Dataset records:
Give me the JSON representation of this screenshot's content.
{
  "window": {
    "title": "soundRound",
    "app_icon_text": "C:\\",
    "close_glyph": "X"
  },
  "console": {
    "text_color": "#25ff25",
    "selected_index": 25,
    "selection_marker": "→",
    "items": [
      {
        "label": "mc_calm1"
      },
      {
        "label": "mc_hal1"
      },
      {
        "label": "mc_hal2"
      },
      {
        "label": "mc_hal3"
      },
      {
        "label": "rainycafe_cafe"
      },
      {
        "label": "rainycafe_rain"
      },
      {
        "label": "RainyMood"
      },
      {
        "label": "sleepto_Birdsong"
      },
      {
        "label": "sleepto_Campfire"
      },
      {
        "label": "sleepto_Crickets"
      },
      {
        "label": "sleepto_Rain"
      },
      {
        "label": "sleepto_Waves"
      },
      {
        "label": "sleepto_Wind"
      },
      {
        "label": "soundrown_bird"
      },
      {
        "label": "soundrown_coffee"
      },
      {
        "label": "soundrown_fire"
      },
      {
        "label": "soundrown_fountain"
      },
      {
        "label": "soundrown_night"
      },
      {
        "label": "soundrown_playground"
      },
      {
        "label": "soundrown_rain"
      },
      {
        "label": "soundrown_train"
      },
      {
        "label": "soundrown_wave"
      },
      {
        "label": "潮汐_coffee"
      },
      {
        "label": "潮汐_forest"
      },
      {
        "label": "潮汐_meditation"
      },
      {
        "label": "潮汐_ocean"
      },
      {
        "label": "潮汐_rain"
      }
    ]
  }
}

--

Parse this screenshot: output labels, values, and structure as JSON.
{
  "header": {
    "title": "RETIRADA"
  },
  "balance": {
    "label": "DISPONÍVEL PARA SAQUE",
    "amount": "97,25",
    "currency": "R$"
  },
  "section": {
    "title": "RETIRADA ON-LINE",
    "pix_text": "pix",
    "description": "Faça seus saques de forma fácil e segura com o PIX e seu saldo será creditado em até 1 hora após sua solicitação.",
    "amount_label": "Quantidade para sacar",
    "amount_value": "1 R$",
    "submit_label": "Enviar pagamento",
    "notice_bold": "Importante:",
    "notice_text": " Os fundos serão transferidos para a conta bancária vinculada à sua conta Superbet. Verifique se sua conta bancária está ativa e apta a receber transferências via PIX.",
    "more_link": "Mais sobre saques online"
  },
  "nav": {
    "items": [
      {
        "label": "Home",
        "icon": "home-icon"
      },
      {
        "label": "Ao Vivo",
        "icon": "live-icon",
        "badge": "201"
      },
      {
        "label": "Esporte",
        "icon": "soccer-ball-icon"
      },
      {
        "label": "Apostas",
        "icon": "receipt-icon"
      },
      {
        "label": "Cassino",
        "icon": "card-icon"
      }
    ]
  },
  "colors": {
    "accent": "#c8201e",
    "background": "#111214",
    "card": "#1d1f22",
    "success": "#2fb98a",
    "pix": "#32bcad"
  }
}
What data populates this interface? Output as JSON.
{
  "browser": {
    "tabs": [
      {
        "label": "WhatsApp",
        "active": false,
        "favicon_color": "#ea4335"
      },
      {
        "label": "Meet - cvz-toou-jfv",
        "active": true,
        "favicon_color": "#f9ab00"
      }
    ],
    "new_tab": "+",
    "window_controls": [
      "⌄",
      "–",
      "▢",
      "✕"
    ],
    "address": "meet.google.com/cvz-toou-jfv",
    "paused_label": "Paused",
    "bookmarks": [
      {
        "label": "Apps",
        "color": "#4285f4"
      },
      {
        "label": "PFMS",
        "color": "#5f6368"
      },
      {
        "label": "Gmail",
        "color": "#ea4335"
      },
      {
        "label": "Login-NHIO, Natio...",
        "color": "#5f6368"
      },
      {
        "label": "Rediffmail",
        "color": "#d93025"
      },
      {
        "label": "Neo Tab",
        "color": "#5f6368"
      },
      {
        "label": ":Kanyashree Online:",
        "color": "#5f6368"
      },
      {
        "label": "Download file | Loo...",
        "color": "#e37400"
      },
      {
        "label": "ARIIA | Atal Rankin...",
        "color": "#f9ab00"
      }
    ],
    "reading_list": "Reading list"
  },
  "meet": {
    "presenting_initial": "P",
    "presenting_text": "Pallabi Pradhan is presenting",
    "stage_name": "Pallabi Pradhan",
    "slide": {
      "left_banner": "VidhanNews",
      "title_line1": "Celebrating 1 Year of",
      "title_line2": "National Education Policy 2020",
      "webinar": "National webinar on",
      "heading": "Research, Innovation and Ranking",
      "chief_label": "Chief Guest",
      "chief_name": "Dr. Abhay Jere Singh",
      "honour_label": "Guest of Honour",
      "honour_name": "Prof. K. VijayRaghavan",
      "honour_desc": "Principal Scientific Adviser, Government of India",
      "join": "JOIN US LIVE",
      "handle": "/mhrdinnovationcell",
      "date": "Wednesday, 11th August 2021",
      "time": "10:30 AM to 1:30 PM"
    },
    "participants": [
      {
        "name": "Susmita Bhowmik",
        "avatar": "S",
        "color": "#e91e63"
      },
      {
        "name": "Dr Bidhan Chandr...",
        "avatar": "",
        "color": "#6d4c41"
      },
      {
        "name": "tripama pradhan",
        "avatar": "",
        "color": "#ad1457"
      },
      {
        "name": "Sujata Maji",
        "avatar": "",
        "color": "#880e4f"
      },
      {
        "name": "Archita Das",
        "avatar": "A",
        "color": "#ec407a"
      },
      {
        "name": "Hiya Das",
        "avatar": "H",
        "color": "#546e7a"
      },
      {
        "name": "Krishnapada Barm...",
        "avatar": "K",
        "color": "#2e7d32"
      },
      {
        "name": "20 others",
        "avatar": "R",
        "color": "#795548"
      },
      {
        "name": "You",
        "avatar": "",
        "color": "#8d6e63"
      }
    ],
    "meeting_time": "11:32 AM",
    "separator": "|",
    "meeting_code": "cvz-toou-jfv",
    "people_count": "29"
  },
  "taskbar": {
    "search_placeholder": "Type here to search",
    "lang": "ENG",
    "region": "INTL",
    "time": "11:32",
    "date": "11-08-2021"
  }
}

* * *

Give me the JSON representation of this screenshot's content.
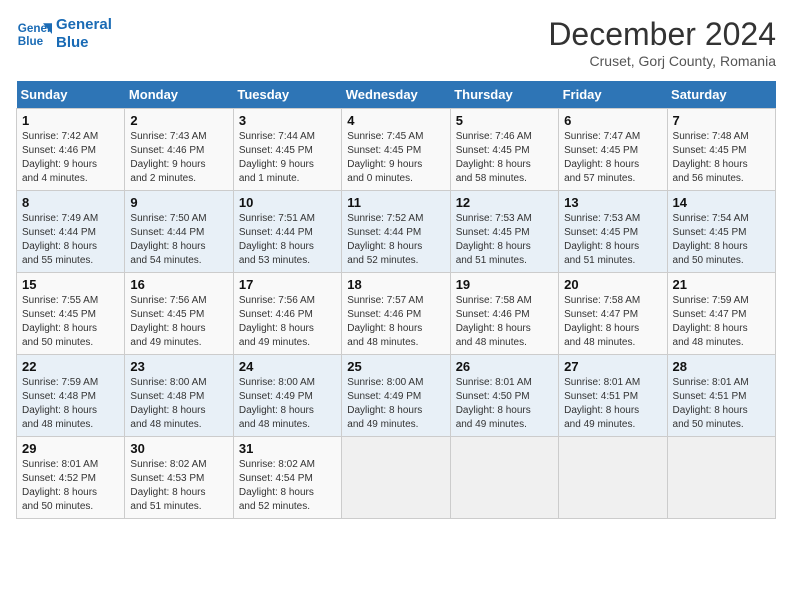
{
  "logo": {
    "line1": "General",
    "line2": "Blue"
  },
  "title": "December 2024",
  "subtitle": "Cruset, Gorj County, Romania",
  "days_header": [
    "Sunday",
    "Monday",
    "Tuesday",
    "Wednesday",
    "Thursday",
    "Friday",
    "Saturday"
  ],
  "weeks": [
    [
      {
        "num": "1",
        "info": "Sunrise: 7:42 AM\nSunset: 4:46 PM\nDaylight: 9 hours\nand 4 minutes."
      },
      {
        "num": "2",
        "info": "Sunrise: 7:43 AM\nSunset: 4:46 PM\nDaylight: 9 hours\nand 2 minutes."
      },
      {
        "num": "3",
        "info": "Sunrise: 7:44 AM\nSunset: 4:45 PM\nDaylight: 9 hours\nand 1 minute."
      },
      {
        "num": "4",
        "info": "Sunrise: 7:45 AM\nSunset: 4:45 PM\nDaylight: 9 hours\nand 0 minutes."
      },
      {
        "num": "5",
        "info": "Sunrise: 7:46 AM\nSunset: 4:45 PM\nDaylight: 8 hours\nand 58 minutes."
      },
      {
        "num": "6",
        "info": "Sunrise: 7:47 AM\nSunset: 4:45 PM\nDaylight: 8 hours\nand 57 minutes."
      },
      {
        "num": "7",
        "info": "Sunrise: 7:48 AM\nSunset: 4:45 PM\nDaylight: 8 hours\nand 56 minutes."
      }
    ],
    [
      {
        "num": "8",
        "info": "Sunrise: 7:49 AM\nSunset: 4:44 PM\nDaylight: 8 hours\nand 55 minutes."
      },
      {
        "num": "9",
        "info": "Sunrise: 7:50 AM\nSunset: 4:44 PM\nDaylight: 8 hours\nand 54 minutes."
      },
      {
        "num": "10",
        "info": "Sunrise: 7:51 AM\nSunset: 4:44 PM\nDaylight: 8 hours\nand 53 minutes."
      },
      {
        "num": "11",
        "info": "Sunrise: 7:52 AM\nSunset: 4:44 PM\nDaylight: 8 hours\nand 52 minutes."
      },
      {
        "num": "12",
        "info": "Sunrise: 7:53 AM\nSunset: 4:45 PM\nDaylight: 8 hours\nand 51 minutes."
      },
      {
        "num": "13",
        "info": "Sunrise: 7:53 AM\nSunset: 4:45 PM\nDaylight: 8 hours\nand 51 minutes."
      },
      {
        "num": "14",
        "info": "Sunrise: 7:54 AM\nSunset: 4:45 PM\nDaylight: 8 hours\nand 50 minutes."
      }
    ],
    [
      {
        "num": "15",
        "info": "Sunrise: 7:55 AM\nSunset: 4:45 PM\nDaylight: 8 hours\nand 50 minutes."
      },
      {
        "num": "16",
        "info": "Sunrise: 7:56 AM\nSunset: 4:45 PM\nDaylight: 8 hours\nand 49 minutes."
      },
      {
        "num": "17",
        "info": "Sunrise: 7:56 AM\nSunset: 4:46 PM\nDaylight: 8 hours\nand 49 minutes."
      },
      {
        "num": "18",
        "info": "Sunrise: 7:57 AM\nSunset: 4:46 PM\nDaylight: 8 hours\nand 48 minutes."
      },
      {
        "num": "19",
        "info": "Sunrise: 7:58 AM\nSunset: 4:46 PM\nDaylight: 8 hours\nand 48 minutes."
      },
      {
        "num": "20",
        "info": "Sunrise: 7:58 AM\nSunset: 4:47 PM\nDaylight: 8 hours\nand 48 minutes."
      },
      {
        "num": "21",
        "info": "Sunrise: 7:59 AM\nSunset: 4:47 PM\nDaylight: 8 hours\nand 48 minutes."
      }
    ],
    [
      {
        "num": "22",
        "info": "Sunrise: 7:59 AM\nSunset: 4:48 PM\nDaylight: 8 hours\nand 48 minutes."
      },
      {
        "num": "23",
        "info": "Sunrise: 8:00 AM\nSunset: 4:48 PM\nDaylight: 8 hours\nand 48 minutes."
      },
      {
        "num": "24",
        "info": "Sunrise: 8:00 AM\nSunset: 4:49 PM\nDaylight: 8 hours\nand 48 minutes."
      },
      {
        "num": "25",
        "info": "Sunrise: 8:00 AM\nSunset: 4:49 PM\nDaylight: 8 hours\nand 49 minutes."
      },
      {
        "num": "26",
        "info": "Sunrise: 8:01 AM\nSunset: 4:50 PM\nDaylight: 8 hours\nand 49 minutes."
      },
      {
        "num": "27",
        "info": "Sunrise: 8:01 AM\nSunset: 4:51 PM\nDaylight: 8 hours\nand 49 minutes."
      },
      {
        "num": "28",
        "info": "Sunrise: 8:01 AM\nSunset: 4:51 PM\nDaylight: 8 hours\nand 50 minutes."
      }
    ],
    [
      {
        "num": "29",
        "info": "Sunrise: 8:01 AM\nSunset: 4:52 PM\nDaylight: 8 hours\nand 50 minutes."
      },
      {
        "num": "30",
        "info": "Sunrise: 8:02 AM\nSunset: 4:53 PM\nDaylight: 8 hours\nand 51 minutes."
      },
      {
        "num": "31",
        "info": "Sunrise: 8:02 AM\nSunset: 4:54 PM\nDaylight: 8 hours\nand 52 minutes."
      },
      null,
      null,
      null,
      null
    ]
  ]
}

## [TASK]
Search the records for the string "Pallabi" and return every line in which it occurs.

## [RESULT OF THE EXERCISE]
    "presenting_text": "Pallabi Pradhan is presenting",
    "stage_name": "Pallabi Pradhan",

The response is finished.